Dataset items
[start]
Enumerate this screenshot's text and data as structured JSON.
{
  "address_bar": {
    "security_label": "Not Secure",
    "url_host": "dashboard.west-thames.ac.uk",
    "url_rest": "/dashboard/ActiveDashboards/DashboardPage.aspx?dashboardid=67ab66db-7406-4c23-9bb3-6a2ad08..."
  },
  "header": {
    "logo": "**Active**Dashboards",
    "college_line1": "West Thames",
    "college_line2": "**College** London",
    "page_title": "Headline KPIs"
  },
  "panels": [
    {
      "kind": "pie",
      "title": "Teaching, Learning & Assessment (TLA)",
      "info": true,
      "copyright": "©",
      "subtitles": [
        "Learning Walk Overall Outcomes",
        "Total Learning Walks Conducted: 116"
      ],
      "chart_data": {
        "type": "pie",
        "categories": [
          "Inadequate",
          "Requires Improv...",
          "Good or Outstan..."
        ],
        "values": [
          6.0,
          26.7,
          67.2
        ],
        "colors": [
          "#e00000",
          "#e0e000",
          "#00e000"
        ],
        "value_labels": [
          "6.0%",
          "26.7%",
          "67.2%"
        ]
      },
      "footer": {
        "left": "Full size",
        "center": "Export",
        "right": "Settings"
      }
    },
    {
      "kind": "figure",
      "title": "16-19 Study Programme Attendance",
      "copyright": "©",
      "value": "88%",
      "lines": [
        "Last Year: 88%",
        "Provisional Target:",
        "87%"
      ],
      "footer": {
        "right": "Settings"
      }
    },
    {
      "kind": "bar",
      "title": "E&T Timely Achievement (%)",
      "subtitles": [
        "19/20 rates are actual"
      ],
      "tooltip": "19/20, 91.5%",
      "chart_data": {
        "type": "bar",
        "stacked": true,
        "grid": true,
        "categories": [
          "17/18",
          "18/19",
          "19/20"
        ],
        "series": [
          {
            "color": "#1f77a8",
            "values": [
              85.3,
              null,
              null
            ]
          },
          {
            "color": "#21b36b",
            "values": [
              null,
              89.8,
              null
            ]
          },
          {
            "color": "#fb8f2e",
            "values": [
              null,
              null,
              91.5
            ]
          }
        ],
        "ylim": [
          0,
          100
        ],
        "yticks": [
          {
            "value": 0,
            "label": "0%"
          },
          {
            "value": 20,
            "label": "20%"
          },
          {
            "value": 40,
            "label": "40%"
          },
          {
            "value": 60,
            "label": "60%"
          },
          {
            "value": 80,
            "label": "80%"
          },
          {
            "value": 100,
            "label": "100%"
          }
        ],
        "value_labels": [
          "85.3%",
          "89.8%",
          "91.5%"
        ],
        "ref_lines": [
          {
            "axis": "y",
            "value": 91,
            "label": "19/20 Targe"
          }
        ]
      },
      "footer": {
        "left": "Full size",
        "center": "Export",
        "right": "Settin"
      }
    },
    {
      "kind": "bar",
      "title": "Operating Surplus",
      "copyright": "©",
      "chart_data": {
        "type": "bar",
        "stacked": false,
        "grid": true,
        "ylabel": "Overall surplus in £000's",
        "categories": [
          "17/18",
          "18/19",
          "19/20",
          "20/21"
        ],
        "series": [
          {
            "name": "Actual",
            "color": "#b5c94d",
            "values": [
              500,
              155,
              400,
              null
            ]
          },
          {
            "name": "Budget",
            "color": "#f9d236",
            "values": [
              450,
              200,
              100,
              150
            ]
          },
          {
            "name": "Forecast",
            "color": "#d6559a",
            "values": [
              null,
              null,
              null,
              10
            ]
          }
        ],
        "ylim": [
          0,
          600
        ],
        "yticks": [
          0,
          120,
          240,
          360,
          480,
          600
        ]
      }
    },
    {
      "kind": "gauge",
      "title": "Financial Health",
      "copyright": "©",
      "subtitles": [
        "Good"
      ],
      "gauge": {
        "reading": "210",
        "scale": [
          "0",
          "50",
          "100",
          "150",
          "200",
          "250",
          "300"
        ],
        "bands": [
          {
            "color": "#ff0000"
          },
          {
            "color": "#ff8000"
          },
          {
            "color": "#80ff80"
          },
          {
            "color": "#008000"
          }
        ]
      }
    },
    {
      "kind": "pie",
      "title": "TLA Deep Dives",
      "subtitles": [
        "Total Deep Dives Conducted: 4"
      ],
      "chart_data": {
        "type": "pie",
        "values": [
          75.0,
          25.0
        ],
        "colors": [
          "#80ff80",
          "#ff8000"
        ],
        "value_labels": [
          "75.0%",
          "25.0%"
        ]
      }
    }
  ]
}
[end]
Extract the listing in its entirety, matching it exactly.

Enumerate this screenshot's text and data as structured JSON.
{
  "address_bar": {
    "security_label": "Not Secure",
    "url_host": "dashboard.west-thames.ac.uk",
    "url_rest": "/dashboard/ActiveDashboards/DashboardPage.aspx?dashboardid=67ab66db-7406-4c23-9bb3-6a2ad08..."
  },
  "header": {
    "logo": "**Active**Dashboards",
    "college_line1": "West Thames",
    "college_line2": "**College** London",
    "page_title": "Headline KPIs"
  },
  "panels": [
    {
      "kind": "pie",
      "title": "Teaching, Learning & Assessment (TLA)",
      "info": true,
      "copyright": "©",
      "subtitles": [
        "Learning Walk Overall Outcomes",
        "Total Learning Walks Conducted: 116"
      ],
      "chart_data": {
        "type": "pie",
        "categories": [
          "Inadequate",
          "Requires Improv...",
          "Good or Outstan..."
        ],
        "values": [
          6.0,
          26.7,
          67.2
        ],
        "colors": [
          "#e00000",
          "#e0e000",
          "#00e000"
        ],
        "value_labels": [
          "6.0%",
          "26.7%",
          "67.2%"
        ]
      },
      "footer": {
        "left": "Full size",
        "center": "Export",
        "right": "Settings"
      }
    },
    {
      "kind": "figure",
      "title": "16-19 Study Programme Attendance",
      "copyright": "©",
      "value": "88%",
      "lines": [
        "Last Year: 88%",
        "Provisional Target:",
        "87%"
      ],
      "footer": {
        "right": "Settings"
      }
    },
    {
      "kind": "bar",
      "title": "E&T Timely Achievement (%)",
      "subtitles": [
        "19/20 rates are actual"
      ],
      "tooltip": "19/20, 91.5%",
      "chart_data": {
        "type": "bar",
        "stacked": true,
        "grid": true,
        "categories": [
          "17/18",
          "18/19",
          "19/20"
        ],
        "series": [
          {
            "color": "#1f77a8",
            "values": [
              85.3,
              null,
              null
            ]
          },
          {
            "color": "#21b36b",
            "values": [
              null,
              89.8,
              null
            ]
          },
          {
            "color": "#fb8f2e",
            "values": [
              null,
              null,
              91.5
            ]
          }
        ],
        "ylim": [
          0,
          100
        ],
        "yticks": [
          {
            "value": 0,
            "label": "0%"
          },
          {
            "value": 20,
            "label": "20%"
          },
          {
            "value": 40,
            "label": "40%"
          },
          {
            "value": 60,
            "label": "60%"
          },
          {
            "value": 80,
            "label": "80%"
          },
          {
            "value": 100,
            "label": "100%"
          }
        ],
        "value_labels": [
          "85.3%",
          "89.8%",
          "91.5%"
        ],
        "ref_lines": [
          {
            "axis": "y",
            "value": 91,
            "label": "19/20 Targe"
          }
        ]
      },
      "footer": {
        "left": "Full size",
        "center": "Export",
        "right": "Settin"
      }
    },
    {
      "kind": "bar",
      "title": "Operating Surplus",
      "copyright": "©",
      "chart_data": {
        "type": "bar",
        "stacked": false,
        "grid": true,
        "ylabel": "Overall surplus in £000's",
        "categories": [
          "17/18",
          "18/19",
          "19/20",
          "20/21"
        ],
        "series": [
          {
            "name": "Actual",
            "color": "#b5c94d",
            "values": [
              500,
              155,
              400,
              null
            ]
          },
          {
            "name": "Budget",
            "color": "#f9d236",
            "values": [
              450,
              200,
              100,
              150
            ]
          },
          {
            "name": "Forecast",
            "color": "#d6559a",
            "values": [
              null,
              null,
              null,
              10
            ]
          }
        ],
        "ylim": [
          0,
          600
        ],
        "yticks": [
          0,
          120,
          240,
          360,
          480,
          600
        ]
      }
    },
    {
      "kind": "gauge",
      "title": "Financial Health",
      "copyright": "©",
      "subtitles": [
        "Good"
      ],
      "gauge": {
        "reading": "210",
        "scale": [
          "0",
          "50",
          "100",
          "150",
          "200",
          "250",
          "300"
        ],
        "bands": [
          {
            "color": "#ff0000"
          },
          {
            "color": "#ff8000"
          },
          {
            "color": "#80ff80"
          },
          {
            "color": "#008000"
          }
        ]
      }
    },
    {
      "kind": "pie",
      "title": "TLA Deep Dives",
      "subtitles": [
        "Total Deep Dives Conducted: 4"
      ],
      "chart_data": {
        "type": "pie",
        "values": [
          75.0,
          25.0
        ],
        "colors": [
          "#80ff80",
          "#ff8000"
        ],
        "value_labels": [
          "75.0%",
          "25.0%"
        ]
      }
    }
  ]
}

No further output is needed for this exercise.